Look for the word "title" in each line and report the count of matching lines, with nothing added.

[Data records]
** BEGIN **
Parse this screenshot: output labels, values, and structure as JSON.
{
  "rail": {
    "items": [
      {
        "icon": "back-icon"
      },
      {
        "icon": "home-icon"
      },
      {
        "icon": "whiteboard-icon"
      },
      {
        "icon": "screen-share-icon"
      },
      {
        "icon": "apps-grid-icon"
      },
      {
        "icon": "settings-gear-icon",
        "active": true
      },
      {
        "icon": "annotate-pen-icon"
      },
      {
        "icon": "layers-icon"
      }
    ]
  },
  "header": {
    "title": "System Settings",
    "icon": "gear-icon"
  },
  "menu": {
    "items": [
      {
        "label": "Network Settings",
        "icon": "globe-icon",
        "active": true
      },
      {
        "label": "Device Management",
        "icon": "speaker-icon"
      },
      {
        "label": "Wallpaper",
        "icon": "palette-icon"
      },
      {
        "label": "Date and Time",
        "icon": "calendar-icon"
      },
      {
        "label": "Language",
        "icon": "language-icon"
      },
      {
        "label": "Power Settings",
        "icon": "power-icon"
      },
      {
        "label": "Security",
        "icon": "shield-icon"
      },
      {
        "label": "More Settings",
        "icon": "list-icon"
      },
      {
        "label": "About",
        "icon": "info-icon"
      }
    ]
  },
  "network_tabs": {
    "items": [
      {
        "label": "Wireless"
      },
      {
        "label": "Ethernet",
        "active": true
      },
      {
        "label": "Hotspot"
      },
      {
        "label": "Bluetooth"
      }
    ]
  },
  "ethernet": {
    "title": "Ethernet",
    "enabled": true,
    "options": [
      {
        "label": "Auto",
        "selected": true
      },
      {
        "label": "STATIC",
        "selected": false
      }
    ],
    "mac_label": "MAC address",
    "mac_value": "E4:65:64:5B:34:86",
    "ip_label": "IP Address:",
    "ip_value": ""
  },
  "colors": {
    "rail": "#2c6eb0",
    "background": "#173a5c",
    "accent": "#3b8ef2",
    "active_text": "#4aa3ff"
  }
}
** END **
◆ Answer to the task ◆
2